• _Problem details_
Please output the records that follow exactly as they are, every line of them, but leave the pictures out.

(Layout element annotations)
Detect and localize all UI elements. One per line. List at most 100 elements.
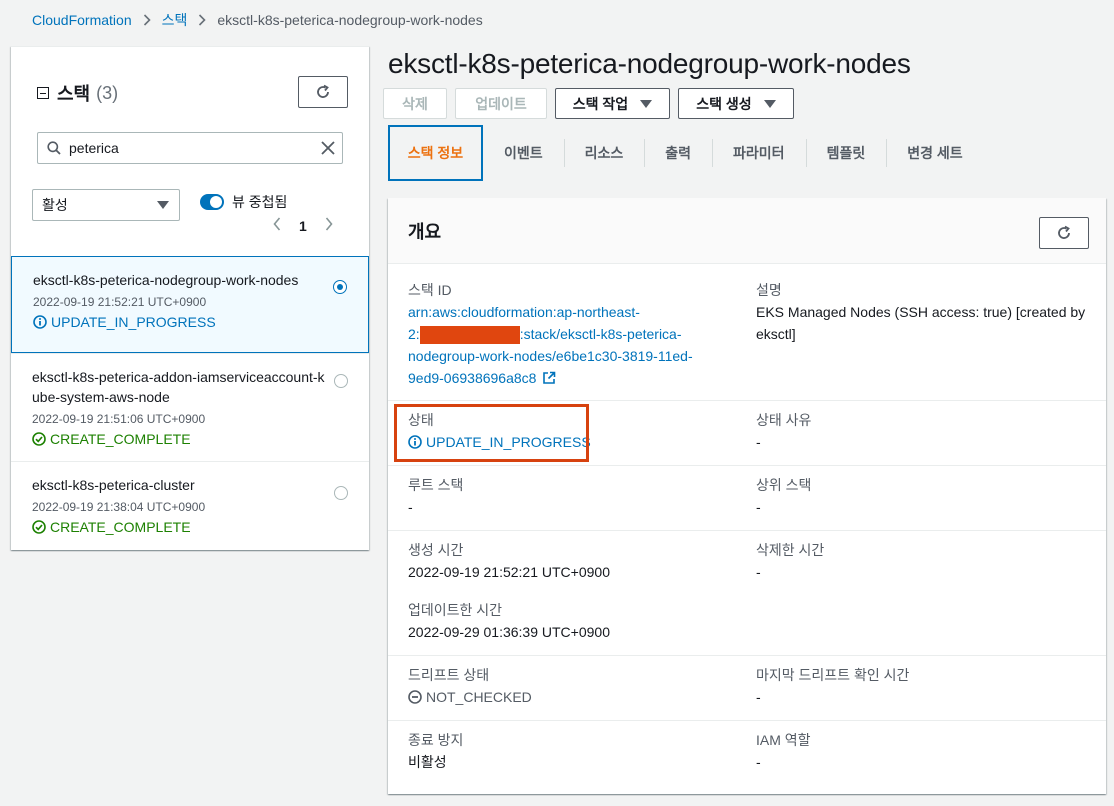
tab-change-sets[interactable]: 변경 세트 xyxy=(886,125,983,181)
stack-id-line[interactable]: 2: xyxy=(408,326,420,342)
stack-radio[interactable] xyxy=(334,374,348,388)
tab-parameters[interactable]: 파라미터 xyxy=(712,125,806,181)
chevron-left-icon[interactable] xyxy=(273,217,281,234)
breadcrumb-cloudformation[interactable]: CloudFormation xyxy=(32,12,132,28)
stack-radio-selected[interactable] xyxy=(333,280,347,294)
status-reason-label: 상태 사유 xyxy=(756,412,812,428)
tab-outputs[interactable]: 출력 xyxy=(644,125,712,181)
created-time-label: 생성 시간 xyxy=(408,542,464,558)
action-bar: 삭제 업데이트 스택 작업 스택 생성 xyxy=(383,88,802,119)
deleted-time-field: 삭제한 시간 - xyxy=(756,539,824,583)
stack-status-text: CREATE_COMPLETE xyxy=(50,431,191,447)
parent-stack-value: - xyxy=(756,499,761,515)
stack-id-line[interactable]: 9ed9-06938696a8c8 xyxy=(408,367,536,389)
stack-status: CREATE_COMPLETE xyxy=(32,431,329,447)
status-reason-field: 상태 사유 - xyxy=(756,409,811,453)
caret-down-icon xyxy=(763,99,776,108)
tab-bar: 스택 정보 이벤트 리소스 출력 파라미터 템플릿 변경 세트 xyxy=(388,125,984,181)
chevron-right-icon[interactable] xyxy=(325,217,333,234)
nested-view-toggle[interactable]: 뷰 중첩됨 xyxy=(200,192,287,212)
stack-name[interactable]: eksctl-k8s-peterica-nodegroup-work-nodes xyxy=(33,270,328,290)
created-time-value: 2022-09-19 21:52:21 UTC+0900 xyxy=(408,564,610,580)
refresh-overview-button[interactable] xyxy=(1039,217,1089,249)
caret-down-icon xyxy=(640,99,653,108)
status-filter-value: 활성 xyxy=(42,197,68,213)
stack-status: UPDATE_IN_PROGRESS xyxy=(33,314,328,330)
stack-list-item[interactable]: eksctl-k8s-peterica-cluster 2022-09-19 2… xyxy=(11,461,369,549)
refresh-stacks-button[interactable] xyxy=(298,76,348,108)
minus-circle-icon xyxy=(408,690,422,704)
toggle-switch[interactable] xyxy=(200,194,224,210)
parent-stack-field: 상위 스택 - xyxy=(756,474,811,518)
breadcrumb: CloudFormation 스택 eksctl-k8s-peterica-no… xyxy=(32,11,483,29)
tab-stack-info[interactable]: 스택 정보 xyxy=(388,125,483,181)
drift-status-label: 드리프트 상태 xyxy=(408,667,490,683)
iam-role-field: IAM 역할 - xyxy=(756,729,811,773)
breadcrumb-stacks[interactable]: 스택 xyxy=(162,10,188,30)
check-circle-icon xyxy=(32,432,46,446)
last-drift-field: 마지막 드리프트 확인 시간 - xyxy=(756,664,909,708)
stack-id-line[interactable]: nodegroup-work-nodes/e6be1c30-3819-11ed- xyxy=(408,345,728,367)
toggle-label: 뷰 중첩됨 xyxy=(232,194,288,210)
search-icon xyxy=(47,141,61,155)
collapse-icon[interactable] xyxy=(37,87,49,99)
updated-time-value: 2022-09-29 01:36:39 UTC+0900 xyxy=(408,624,610,640)
termination-protection-field: 종료 방지 비활성 xyxy=(408,729,463,773)
stack-id-link[interactable]: arn:aws:cloudformation:ap-northeast- 2::… xyxy=(408,301,728,389)
pagination: 1 xyxy=(273,217,333,234)
stack-id-line[interactable]: arn:aws:cloudformation:ap-northeast- xyxy=(408,301,728,323)
overview-row-times: 생성 시간 2022-09-19 21:52:21 UTC+0900 업데이트한… xyxy=(388,530,1106,655)
root-stack-field: 루트 스택 - xyxy=(408,474,463,518)
page-number[interactable]: 1 xyxy=(299,218,307,234)
stack-list-item[interactable]: eksctl-k8s-peterica-addon-iamserviceacco… xyxy=(11,353,369,461)
chevron-right-icon xyxy=(198,14,207,26)
status-filter-select[interactable]: 활성 xyxy=(32,189,180,221)
stack-radio[interactable] xyxy=(334,486,348,500)
stack-actions-button[interactable]: 스택 작업 xyxy=(555,88,670,119)
root-stack-value: - xyxy=(408,499,413,515)
stack-id-field: 스택 ID arn:aws:cloudformation:ap-northeas… xyxy=(408,279,728,389)
status-reason-value: - xyxy=(756,434,761,450)
last-drift-value: - xyxy=(756,689,761,705)
clear-search-icon[interactable] xyxy=(320,140,336,156)
tab-resources[interactable]: 리소스 xyxy=(563,125,645,181)
stack-created-time: 2022-09-19 21:52:21 UTC+0900 xyxy=(33,295,207,309)
overview-row-protection: 종료 방지 비활성 IAM 역할 - xyxy=(388,720,1106,790)
description-value: EKS Managed Nodes (SSH access: true) [cr… xyxy=(756,304,1086,342)
stack-actions-label: 스택 작업 xyxy=(572,95,629,112)
overview-header: 개요 xyxy=(388,198,1106,264)
stack-name[interactable]: eksctl-k8s-peterica-cluster xyxy=(32,475,329,495)
breadcrumb-current: eksctl-k8s-peterica-nodegroup-work-nodes xyxy=(217,12,483,28)
caret-down-icon xyxy=(157,201,169,209)
delete-button[interactable]: 삭제 xyxy=(383,88,447,119)
stack-status-text: CREATE_COMPLETE xyxy=(50,519,191,535)
description-field: 설명 EKS Managed Nodes (SSH access: true) … xyxy=(756,279,1096,345)
stack-id-line[interactable]: :stack/eksctl-k8s-peterica- xyxy=(520,326,682,342)
stack-name[interactable]: eksctl-k8s-peterica-addon-iamserviceacco… xyxy=(32,367,329,407)
refresh-icon xyxy=(317,84,329,98)
stack-status: CREATE_COMPLETE xyxy=(32,519,329,535)
check-circle-icon xyxy=(32,520,46,534)
stack-list-title[interactable]: 스택 (3) xyxy=(37,80,118,106)
root-stack-label: 루트 스택 xyxy=(408,477,464,493)
create-stack-button[interactable]: 스택 생성 xyxy=(678,88,794,119)
tab-events[interactable]: 이벤트 xyxy=(483,125,564,181)
last-drift-label: 마지막 드리프트 확인 시간 xyxy=(756,667,910,683)
iam-role-label: IAM 역할 xyxy=(756,732,811,748)
chevron-right-icon xyxy=(143,14,151,26)
drift-status-field: 드리프트 상태 NOT_CHECKED xyxy=(408,664,532,708)
tab-template[interactable]: 템플릿 xyxy=(805,125,887,181)
deleted-time-value: - xyxy=(756,564,761,580)
drift-status-value: NOT_CHECKED xyxy=(408,686,532,708)
page-title: eksctl-k8s-peterica-nodegroup-work-nodes xyxy=(388,48,911,79)
stack-id-label: 스택 ID xyxy=(408,282,452,298)
external-link-icon[interactable] xyxy=(542,371,556,385)
stack-search-field[interactable] xyxy=(37,132,343,164)
termination-protection-label: 종료 방지 xyxy=(408,732,464,748)
update-button[interactable]: 업데이트 xyxy=(455,88,547,119)
stack-count: (3) xyxy=(96,82,119,103)
updated-time-field: 업데이트한 시간 2022-09-29 01:36:39 UTC+0900 xyxy=(408,599,610,643)
search-input[interactable] xyxy=(69,140,320,156)
redacted-account-id xyxy=(419,326,520,345)
stack-list-item[interactable]: eksctl-k8s-peterica-nodegroup-work-nodes… xyxy=(11,256,369,353)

• _Result of the task_
Detect and localize all UI elements. One per line. List at most 100 elements.
tab-change-sets[interactable]: 변경 세트 xyxy=(886,125,983,181)
stack-id-line[interactable]: 2: xyxy=(408,326,420,342)
stack-radio[interactable] xyxy=(334,374,348,388)
tab-parameters[interactable]: 파라미터 xyxy=(712,125,806,181)
chevron-left-icon[interactable] xyxy=(273,217,281,234)
breadcrumb-cloudformation[interactable]: CloudFormation xyxy=(32,12,132,28)
stack-radio-selected[interactable] xyxy=(333,280,347,294)
status-reason-label: 상태 사유 xyxy=(756,412,812,428)
tab-outputs[interactable]: 출력 xyxy=(644,125,712,181)
created-time-label: 생성 시간 xyxy=(408,542,464,558)
action-bar: 삭제 업데이트 스택 작업 스택 생성 xyxy=(383,88,802,119)
deleted-time-field: 삭제한 시간 - xyxy=(756,539,824,583)
stack-status-text: CREATE_COMPLETE xyxy=(50,431,191,447)
parent-stack-value: - xyxy=(756,499,761,515)
stack-id-line[interactable]: 9ed9-06938696a8c8 xyxy=(408,367,536,389)
stack-status: CREATE_COMPLETE xyxy=(32,431,329,447)
status-reason-field: 상태 사유 - xyxy=(756,409,811,453)
caret-down-icon xyxy=(763,99,776,108)
tab-bar: 스택 정보 이벤트 리소스 출력 파라미터 템플릿 변경 세트 xyxy=(388,125,984,181)
chevron-right-icon[interactable] xyxy=(325,217,333,234)
nested-view-toggle[interactable]: 뷰 중첩됨 xyxy=(200,192,287,212)
stack-name[interactable]: eksctl-k8s-peterica-nodegroup-work-nodes xyxy=(33,270,328,290)
created-time-value: 2022-09-19 21:52:21 UTC+0900 xyxy=(408,564,610,580)
refresh-overview-button[interactable] xyxy=(1039,217,1089,249)
caret-down-icon xyxy=(640,99,653,108)
status-filter-value: 활성 xyxy=(42,197,68,213)
stack-status: UPDATE_IN_PROGRESS xyxy=(33,314,328,330)
stack-list-item[interactable]: eksctl-k8s-peterica-cluster 2022-09-19 2… xyxy=(11,461,369,549)
refresh-stacks-button[interactable] xyxy=(298,76,348,108)
minus-circle-icon xyxy=(408,690,422,704)
toggle-switch[interactable] xyxy=(200,194,224,210)
parent-stack-field: 상위 스택 - xyxy=(756,474,811,518)
breadcrumb: CloudFormation 스택 eksctl-k8s-peterica-no… xyxy=(32,11,483,29)
tab-stack-info[interactable]: 스택 정보 xyxy=(388,125,483,181)
drift-status-label: 드리프트 상태 xyxy=(408,667,490,683)
iam-role-field: IAM 역할 - xyxy=(756,729,811,773)
breadcrumb-stacks[interactable]: 스택 xyxy=(162,10,188,30)
check-circle-icon xyxy=(32,432,46,446)
last-drift-field: 마지막 드리프트 확인 시간 - xyxy=(756,664,909,708)
stack-id-line[interactable]: nodegroup-work-nodes/e6be1c30-3819-11ed- xyxy=(408,345,728,367)
toggle-label: 뷰 중첩됨 xyxy=(232,194,288,210)
search-icon xyxy=(47,141,61,155)
collapse-icon[interactable] xyxy=(37,87,49,99)
updated-time-value: 2022-09-29 01:36:39 UTC+0900 xyxy=(408,624,610,640)
termination-protection-field: 종료 방지 비활성 xyxy=(408,729,463,773)
stack-id-link[interactable]: arn:aws:cloudformation:ap-northeast- 2::… xyxy=(408,301,728,389)
pagination: 1 xyxy=(273,217,333,234)
stack-id-line[interactable]: arn:aws:cloudformation:ap-northeast- xyxy=(408,301,728,323)
overview-row-times: 생성 시간 2022-09-19 21:52:21 UTC+0900 업데이트한… xyxy=(388,530,1106,655)
root-stack-field: 루트 스택 - xyxy=(408,474,463,518)
page-number[interactable]: 1 xyxy=(299,218,307,234)
stack-list-item[interactable]: eksctl-k8s-peterica-addon-iamserviceacco… xyxy=(11,353,369,461)
chevron-right-icon xyxy=(198,14,207,26)
status-filter-select[interactable]: 활성 xyxy=(32,189,180,221)
stack-radio[interactable] xyxy=(334,486,348,500)
stack-actions-button[interactable]: 스택 작업 xyxy=(555,88,670,119)
root-stack-value: - xyxy=(408,499,413,515)
stack-id-field: 스택 ID arn:aws:cloudformation:ap-northeas… xyxy=(408,279,728,389)
status-reason-value: - xyxy=(756,434,761,450)
last-drift-value: - xyxy=(756,689,761,705)
clear-search-icon[interactable] xyxy=(320,140,336,156)
tab-resources[interactable]: 리소스 xyxy=(563,125,645,181)
stack-created-time: 2022-09-19 21:52:21 UTC+0900 xyxy=(33,295,207,309)
overview-row-protection: 종료 방지 비활성 IAM 역할 - xyxy=(388,720,1106,790)
description-value: EKS Managed Nodes (SSH access: true) [cr… xyxy=(756,304,1086,342)
stack-actions-label: 스택 작업 xyxy=(572,95,629,112)
overview-header: 개요 xyxy=(388,198,1106,264)
stack-name[interactable]: eksctl-k8s-peterica-cluster xyxy=(32,475,329,495)
breadcrumb-current: eksctl-k8s-peterica-nodegroup-work-nodes xyxy=(217,12,483,28)
caret-down-icon xyxy=(157,201,169,209)
delete-button[interactable]: 삭제 xyxy=(383,88,447,119)
stack-status-text: CREATE_COMPLETE xyxy=(50,519,191,535)
description-field: 설명 EKS Managed Nodes (SSH access: true) … xyxy=(756,279,1096,345)
stack-id-line[interactable]: :stack/eksctl-k8s-peterica- xyxy=(520,326,682,342)
stack-name[interactable]: eksctl-k8s-peterica-addon-iamserviceacco… xyxy=(32,367,329,407)
refresh-icon xyxy=(317,84,329,98)
stack-status: CREATE_COMPLETE xyxy=(32,519,329,535)
check-circle-icon xyxy=(32,520,46,534)
stack-list-title[interactable]: 스택 (3) xyxy=(37,80,118,106)
root-stack-label: 루트 스택 xyxy=(408,477,464,493)
create-stack-button[interactable]: 스택 생성 xyxy=(678,88,794,119)
tab-events[interactable]: 이벤트 xyxy=(483,125,564,181)
last-drift-label: 마지막 드리프트 확인 시간 xyxy=(756,667,910,683)
iam-role-label: IAM 역할 xyxy=(756,732,811,748)
chevron-right-icon xyxy=(143,14,151,26)
drift-status-field: 드리프트 상태 NOT_CHECKED xyxy=(408,664,532,708)
tab-template[interactable]: 템플릿 xyxy=(805,125,887,181)
deleted-time-value: - xyxy=(756,564,761,580)
drift-status-value: NOT_CHECKED xyxy=(408,686,532,708)
page-title: eksctl-k8s-peterica-nodegroup-work-nodes xyxy=(388,48,911,79)
stack-id-label: 스택 ID xyxy=(408,282,452,298)
external-link-icon[interactable] xyxy=(542,371,556,385)
stack-search-field[interactable] xyxy=(37,132,343,164)
termination-protection-label: 종료 방지 xyxy=(408,732,464,748)
update-button[interactable]: 업데이트 xyxy=(455,88,547,119)
stack-count: (3) xyxy=(96,82,119,103)
updated-time-field: 업데이트한 시간 2022-09-29 01:36:39 UTC+0900 xyxy=(408,599,610,643)
search-input[interactable] xyxy=(69,140,320,156)
redacted-account-id xyxy=(419,326,520,345)
stack-list-item[interactable]: eksctl-k8s-peterica-nodegroup-work-nodes… xyxy=(11,256,369,353)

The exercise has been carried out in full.